◆ Instructions for the task ◆
Collect all lines containing the word "more" from the data.

=== Input rows ===

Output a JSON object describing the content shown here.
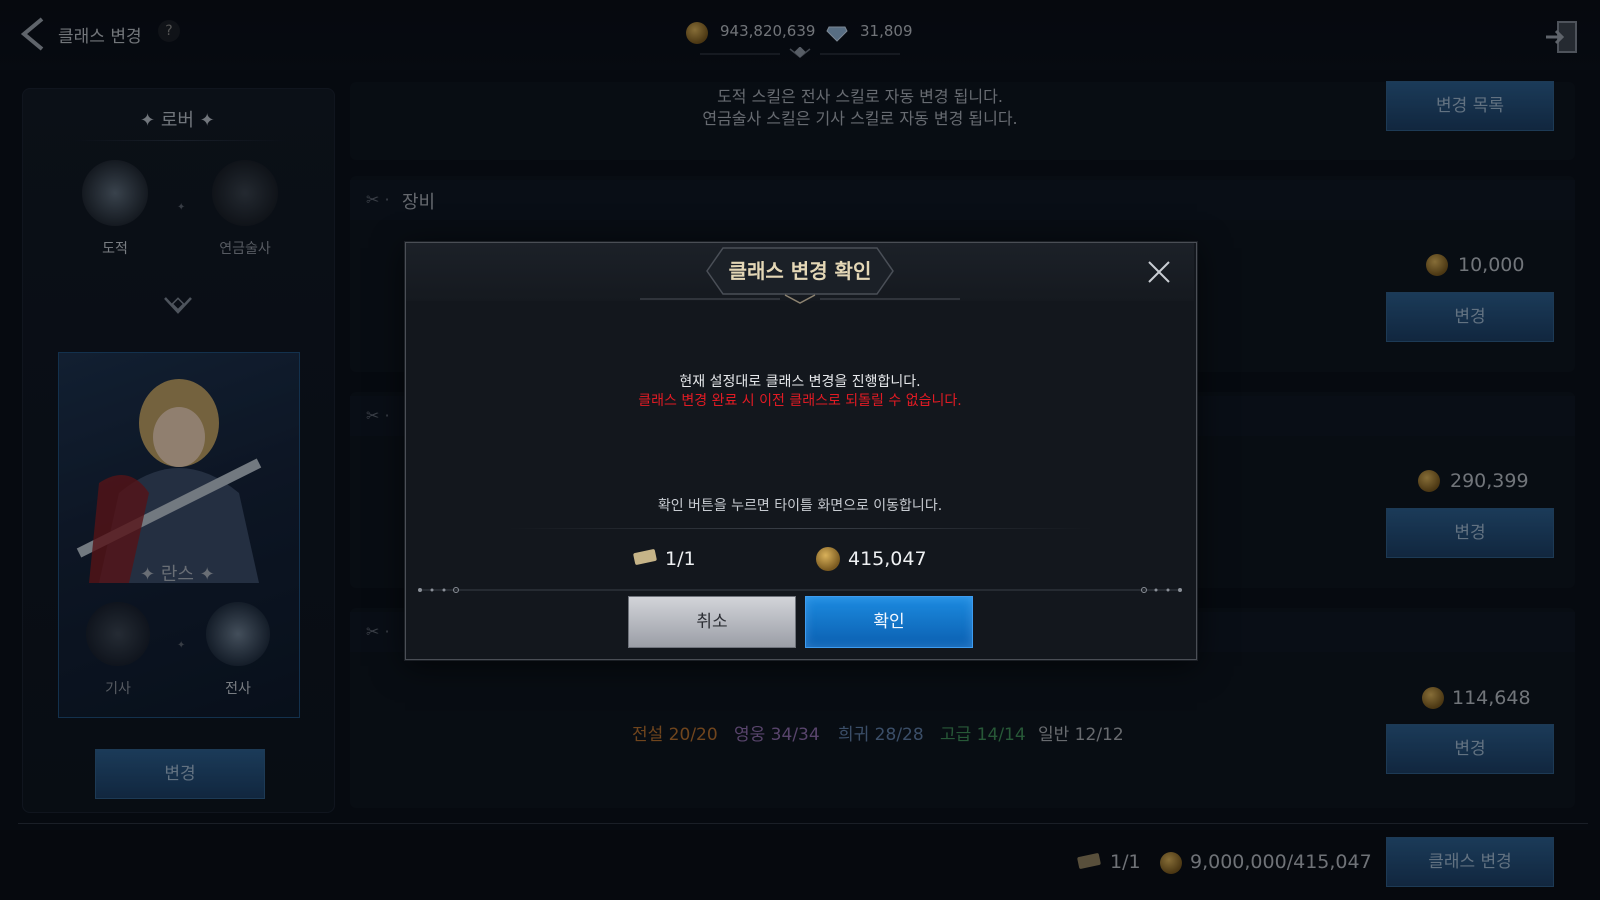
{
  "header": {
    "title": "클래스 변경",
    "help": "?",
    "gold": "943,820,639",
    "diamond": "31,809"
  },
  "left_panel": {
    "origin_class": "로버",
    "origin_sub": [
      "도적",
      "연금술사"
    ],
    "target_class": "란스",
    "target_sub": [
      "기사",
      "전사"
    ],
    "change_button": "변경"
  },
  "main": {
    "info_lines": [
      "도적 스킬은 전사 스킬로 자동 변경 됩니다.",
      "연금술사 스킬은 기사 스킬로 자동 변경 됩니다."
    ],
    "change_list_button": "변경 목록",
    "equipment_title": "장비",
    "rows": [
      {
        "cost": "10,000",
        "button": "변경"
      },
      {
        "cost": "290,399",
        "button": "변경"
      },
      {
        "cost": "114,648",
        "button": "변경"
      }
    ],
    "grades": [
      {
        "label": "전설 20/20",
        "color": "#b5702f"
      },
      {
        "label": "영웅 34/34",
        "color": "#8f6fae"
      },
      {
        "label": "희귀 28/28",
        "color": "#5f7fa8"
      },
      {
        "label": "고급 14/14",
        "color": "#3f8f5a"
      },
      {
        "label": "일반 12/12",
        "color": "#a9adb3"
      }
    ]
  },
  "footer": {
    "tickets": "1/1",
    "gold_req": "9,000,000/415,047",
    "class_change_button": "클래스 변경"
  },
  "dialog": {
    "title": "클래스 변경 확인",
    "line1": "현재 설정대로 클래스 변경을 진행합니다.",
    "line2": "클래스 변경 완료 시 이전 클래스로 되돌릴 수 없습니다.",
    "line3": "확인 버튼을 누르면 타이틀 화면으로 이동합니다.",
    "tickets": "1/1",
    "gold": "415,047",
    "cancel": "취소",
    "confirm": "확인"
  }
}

===
=== Input rows ===

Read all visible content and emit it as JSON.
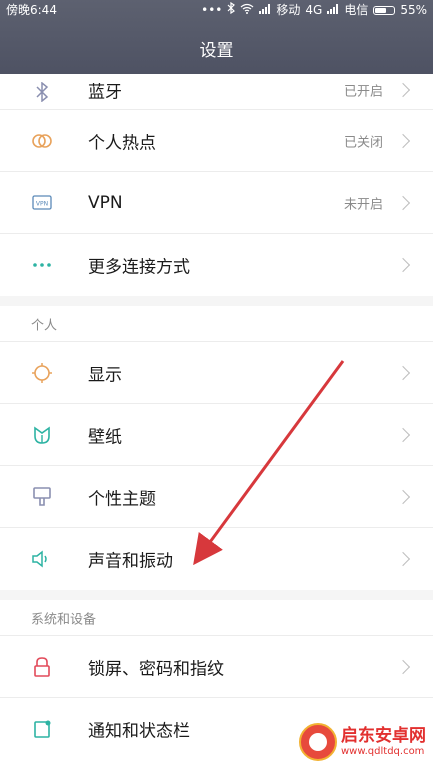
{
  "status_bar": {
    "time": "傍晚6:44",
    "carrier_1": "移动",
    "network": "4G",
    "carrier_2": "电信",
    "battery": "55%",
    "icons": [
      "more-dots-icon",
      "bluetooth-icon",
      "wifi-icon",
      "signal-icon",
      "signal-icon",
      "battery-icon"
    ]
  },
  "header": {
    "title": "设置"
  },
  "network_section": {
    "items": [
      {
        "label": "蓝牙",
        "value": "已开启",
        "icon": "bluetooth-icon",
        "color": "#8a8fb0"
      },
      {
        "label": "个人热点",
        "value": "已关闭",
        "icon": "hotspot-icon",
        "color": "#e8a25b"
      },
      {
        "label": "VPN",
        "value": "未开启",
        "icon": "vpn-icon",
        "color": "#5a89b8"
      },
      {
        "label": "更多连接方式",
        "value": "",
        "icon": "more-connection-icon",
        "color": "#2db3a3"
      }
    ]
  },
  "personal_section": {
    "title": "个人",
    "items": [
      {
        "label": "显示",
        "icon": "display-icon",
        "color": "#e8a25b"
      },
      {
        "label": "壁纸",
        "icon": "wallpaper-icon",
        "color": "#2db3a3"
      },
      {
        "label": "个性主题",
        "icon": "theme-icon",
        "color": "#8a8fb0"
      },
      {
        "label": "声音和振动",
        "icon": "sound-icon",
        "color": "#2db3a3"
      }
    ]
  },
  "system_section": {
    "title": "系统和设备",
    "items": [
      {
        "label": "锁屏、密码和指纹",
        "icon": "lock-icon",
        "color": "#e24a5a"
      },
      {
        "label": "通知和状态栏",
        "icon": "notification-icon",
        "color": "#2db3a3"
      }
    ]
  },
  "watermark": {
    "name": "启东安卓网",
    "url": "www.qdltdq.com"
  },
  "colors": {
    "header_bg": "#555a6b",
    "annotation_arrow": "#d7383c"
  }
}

===

◆ Complete answer ◆
      "more-dots-icon",
        "icon": "more-connection-icon",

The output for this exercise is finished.